Quote every entry word for word.

++++++++

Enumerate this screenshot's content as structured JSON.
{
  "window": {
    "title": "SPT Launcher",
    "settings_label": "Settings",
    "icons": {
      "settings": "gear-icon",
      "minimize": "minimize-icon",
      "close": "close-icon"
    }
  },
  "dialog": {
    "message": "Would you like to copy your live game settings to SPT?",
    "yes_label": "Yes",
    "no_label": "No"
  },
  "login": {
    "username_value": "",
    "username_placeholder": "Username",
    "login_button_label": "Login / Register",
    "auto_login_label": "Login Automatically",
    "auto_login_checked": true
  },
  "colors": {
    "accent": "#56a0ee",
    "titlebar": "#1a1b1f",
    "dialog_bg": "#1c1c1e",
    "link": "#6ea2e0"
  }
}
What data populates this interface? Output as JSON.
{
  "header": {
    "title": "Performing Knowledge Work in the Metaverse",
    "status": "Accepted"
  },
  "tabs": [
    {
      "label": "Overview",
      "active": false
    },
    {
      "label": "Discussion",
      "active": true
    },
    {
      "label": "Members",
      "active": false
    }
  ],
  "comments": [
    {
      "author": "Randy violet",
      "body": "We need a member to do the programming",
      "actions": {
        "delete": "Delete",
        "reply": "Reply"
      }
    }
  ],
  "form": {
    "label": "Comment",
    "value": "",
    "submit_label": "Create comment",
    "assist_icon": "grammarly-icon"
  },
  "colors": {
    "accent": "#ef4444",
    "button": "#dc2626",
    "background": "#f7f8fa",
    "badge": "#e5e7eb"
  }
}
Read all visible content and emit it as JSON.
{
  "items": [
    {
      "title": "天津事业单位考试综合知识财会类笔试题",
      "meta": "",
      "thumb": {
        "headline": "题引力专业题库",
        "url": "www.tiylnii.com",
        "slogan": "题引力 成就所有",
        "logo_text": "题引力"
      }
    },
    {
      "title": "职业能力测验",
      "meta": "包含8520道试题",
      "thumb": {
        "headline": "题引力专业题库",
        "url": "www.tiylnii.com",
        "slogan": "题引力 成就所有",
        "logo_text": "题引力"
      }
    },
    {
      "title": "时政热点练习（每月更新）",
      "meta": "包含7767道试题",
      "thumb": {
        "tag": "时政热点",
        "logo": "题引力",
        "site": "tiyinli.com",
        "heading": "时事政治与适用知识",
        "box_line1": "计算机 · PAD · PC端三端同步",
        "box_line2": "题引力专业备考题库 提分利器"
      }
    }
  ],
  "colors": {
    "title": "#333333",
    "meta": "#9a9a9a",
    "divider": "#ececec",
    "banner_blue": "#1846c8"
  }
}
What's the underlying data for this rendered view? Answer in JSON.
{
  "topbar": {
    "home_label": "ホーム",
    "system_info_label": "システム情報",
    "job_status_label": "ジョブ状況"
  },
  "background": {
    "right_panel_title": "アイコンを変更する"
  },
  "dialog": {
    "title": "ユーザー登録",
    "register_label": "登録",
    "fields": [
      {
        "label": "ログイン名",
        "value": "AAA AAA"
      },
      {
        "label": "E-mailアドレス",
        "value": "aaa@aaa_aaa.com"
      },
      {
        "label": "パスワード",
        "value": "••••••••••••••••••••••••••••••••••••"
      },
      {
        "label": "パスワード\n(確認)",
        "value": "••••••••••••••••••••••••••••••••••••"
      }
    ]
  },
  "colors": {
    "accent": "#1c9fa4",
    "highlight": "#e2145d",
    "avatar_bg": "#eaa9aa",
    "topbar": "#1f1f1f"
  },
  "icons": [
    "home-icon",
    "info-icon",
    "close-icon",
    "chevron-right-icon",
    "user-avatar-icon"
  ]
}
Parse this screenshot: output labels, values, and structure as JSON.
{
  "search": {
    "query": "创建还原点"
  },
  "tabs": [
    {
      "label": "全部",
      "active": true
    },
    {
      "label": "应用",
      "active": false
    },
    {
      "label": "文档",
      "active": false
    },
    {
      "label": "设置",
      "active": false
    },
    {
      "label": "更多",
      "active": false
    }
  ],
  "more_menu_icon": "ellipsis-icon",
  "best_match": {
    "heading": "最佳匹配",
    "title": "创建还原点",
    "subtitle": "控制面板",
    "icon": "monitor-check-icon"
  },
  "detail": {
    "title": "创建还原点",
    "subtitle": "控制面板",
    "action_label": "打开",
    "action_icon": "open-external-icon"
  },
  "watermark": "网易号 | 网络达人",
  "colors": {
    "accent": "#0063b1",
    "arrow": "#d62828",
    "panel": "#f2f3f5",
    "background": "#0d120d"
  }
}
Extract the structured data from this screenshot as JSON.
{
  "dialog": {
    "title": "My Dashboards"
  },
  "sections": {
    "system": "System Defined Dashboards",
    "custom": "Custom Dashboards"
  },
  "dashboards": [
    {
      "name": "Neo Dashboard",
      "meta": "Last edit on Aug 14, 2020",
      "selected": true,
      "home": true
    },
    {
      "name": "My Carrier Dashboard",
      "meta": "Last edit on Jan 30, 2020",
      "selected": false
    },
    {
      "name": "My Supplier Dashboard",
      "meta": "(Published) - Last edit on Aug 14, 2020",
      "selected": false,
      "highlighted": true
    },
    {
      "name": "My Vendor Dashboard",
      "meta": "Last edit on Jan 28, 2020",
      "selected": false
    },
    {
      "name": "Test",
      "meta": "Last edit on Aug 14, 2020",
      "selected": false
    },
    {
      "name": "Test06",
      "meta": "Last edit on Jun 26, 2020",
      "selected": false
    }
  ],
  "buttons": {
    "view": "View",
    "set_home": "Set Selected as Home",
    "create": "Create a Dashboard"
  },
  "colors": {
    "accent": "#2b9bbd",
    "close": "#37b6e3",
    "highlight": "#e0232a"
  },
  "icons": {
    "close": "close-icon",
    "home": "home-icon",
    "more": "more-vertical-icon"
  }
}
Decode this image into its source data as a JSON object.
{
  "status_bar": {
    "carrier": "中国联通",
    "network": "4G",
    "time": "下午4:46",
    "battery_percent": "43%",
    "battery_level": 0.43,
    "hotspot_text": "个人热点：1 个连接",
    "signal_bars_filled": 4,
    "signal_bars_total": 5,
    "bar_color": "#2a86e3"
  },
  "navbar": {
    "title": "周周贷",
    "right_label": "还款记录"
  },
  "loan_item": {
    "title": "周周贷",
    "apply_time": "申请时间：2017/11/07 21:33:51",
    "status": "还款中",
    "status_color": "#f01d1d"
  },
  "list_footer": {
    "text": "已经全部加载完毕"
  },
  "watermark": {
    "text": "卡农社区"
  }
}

++++++++

ANSWER IN FULL —
Enumerate this screenshot's content as structured JSON.
{
  "window": {
    "title": "SPT Launcher",
    "settings_label": "Settings",
    "icons": {
      "settings": "gear-icon",
      "minimize": "minimize-icon",
      "close": "close-icon"
    }
  },
  "dialog": {
    "message": "Would you like to copy your live game settings to SPT?",
    "yes_label": "Yes",
    "no_label": "No"
  },
  "login": {
    "username_value": "",
    "username_placeholder": "Username",
    "login_button_label": "Login / Register",
    "auto_login_label": "Login Automatically",
    "auto_login_checked": true
  },
  "colors": {
    "accent": "#56a0ee",
    "titlebar": "#1a1b1f",
    "dialog_bg": "#1c1c1e",
    "link": "#6ea2e0"
  }
}
What data populates this interface? Output as JSON.
{
  "header": {
    "title": "Performing Knowledge Work in the Metaverse",
    "status": "Accepted"
  },
  "tabs": [
    {
      "label": "Overview",
      "active": false
    },
    {
      "label": "Discussion",
      "active": true
    },
    {
      "label": "Members",
      "active": false
    }
  ],
  "comments": [
    {
      "author": "Randy violet",
      "body": "We need a member to do the programming",
      "actions": {
        "delete": "Delete",
        "reply": "Reply"
      }
    }
  ],
  "form": {
    "label": "Comment",
    "value": "",
    "submit_label": "Create comment",
    "assist_icon": "grammarly-icon"
  },
  "colors": {
    "accent": "#ef4444",
    "button": "#dc2626",
    "background": "#f7f8fa",
    "badge": "#e5e7eb"
  }
}
Read all visible content and emit it as JSON.
{
  "items": [
    {
      "title": "天津事业单位考试综合知识财会类笔试题",
      "meta": "",
      "thumb": {
        "headline": "题引力专业题库",
        "url": "www.tiylnii.com",
        "slogan": "题引力 成就所有",
        "logo_text": "题引力"
      }
    },
    {
      "title": "职业能力测验",
      "meta": "包含8520道试题",
      "thumb": {
        "headline": "题引力专业题库",
        "url": "www.tiylnii.com",
        "slogan": "题引力 成就所有",
        "logo_text": "题引力"
      }
    },
    {
      "title": "时政热点练习（每月更新）",
      "meta": "包含7767道试题",
      "thumb": {
        "tag": "时政热点",
        "logo": "题引力",
        "site": "tiyinli.com",
        "heading": "时事政治与适用知识",
        "box_line1": "计算机 · PAD · PC端三端同步",
        "box_line2": "题引力专业备考题库 提分利器"
      }
    }
  ],
  "colors": {
    "title": "#333333",
    "meta": "#9a9a9a",
    "divider": "#ececec",
    "banner_blue": "#1846c8"
  }
}
What's the underlying data for this rendered view? Answer in JSON.
{
  "topbar": {
    "home_label": "ホーム",
    "system_info_label": "システム情報",
    "job_status_label": "ジョブ状況"
  },
  "background": {
    "right_panel_title": "アイコンを変更する"
  },
  "dialog": {
    "title": "ユーザー登録",
    "register_label": "登録",
    "fields": [
      {
        "label": "ログイン名",
        "value": "AAA AAA"
      },
      {
        "label": "E-mailアドレス",
        "value": "aaa@aaa_aaa.com"
      },
      {
        "label": "パスワード",
        "value": "••••••••••••••••••••••••••••••••••••"
      },
      {
        "label": "パスワード\n(確認)",
        "value": "••••••••••••••••••••••••••••••••••••"
      }
    ]
  },
  "colors": {
    "accent": "#1c9fa4",
    "highlight": "#e2145d",
    "avatar_bg": "#eaa9aa",
    "topbar": "#1f1f1f"
  },
  "icons": [
    "home-icon",
    "info-icon",
    "close-icon",
    "chevron-right-icon",
    "user-avatar-icon"
  ]
}
Parse this screenshot: output labels, values, and structure as JSON.
{
  "search": {
    "query": "创建还原点"
  },
  "tabs": [
    {
      "label": "全部",
      "active": true
    },
    {
      "label": "应用",
      "active": false
    },
    {
      "label": "文档",
      "active": false
    },
    {
      "label": "设置",
      "active": false
    },
    {
      "label": "更多",
      "active": false
    }
  ],
  "more_menu_icon": "ellipsis-icon",
  "best_match": {
    "heading": "最佳匹配",
    "title": "创建还原点",
    "subtitle": "控制面板",
    "icon": "monitor-check-icon"
  },
  "detail": {
    "title": "创建还原点",
    "subtitle": "控制面板",
    "action_label": "打开",
    "action_icon": "open-external-icon"
  },
  "watermark": "网易号 | 网络达人",
  "colors": {
    "accent": "#0063b1",
    "arrow": "#d62828",
    "panel": "#f2f3f5",
    "background": "#0d120d"
  }
}
Extract the structured data from this screenshot as JSON.
{
  "dialog": {
    "title": "My Dashboards"
  },
  "sections": {
    "system": "System Defined Dashboards",
    "custom": "Custom Dashboards"
  },
  "dashboards": [
    {
      "name": "Neo Dashboard",
      "meta": "Last edit on Aug 14, 2020",
      "selected": true,
      "home": true
    },
    {
      "name": "My Carrier Dashboard",
      "meta": "Last edit on Jan 30, 2020",
      "selected": false
    },
    {
      "name": "My Supplier Dashboard",
      "meta": "(Published) - Last edit on Aug 14, 2020",
      "selected": false,
      "highlighted": true
    },
    {
      "name": "My Vendor Dashboard",
      "meta": "Last edit on Jan 28, 2020",
      "selected": false
    },
    {
      "name": "Test",
      "meta": "Last edit on Aug 14, 2020",
      "selected": false
    },
    {
      "name": "Test06",
      "meta": "Last edit on Jun 26, 2020",
      "selected": false
    }
  ],
  "buttons": {
    "view": "View",
    "set_home": "Set Selected as Home",
    "create": "Create a Dashboard"
  },
  "colors": {
    "accent": "#2b9bbd",
    "close": "#37b6e3",
    "highlight": "#e0232a"
  },
  "icons": {
    "close": "close-icon",
    "home": "home-icon",
    "more": "more-vertical-icon"
  }
}
Decode this image into its source data as a JSON object.
{
  "status_bar": {
    "carrier": "中国联通",
    "network": "4G",
    "time": "下午4:46",
    "battery_percent": "43%",
    "battery_level": 0.43,
    "hotspot_text": "个人热点：1 个连接",
    "signal_bars_filled": 4,
    "signal_bars_total": 5,
    "bar_color": "#2a86e3"
  },
  "navbar": {
    "title": "周周贷",
    "right_label": "还款记录"
  },
  "loan_item": {
    "title": "周周贷",
    "apply_time": "申请时间：2017/11/07 21:33:51",
    "status": "还款中",
    "status_color": "#f01d1d"
  },
  "list_footer": {
    "text": "已经全部加载完毕"
  },
  "watermark": {
    "text": "卡农社区"
  }
}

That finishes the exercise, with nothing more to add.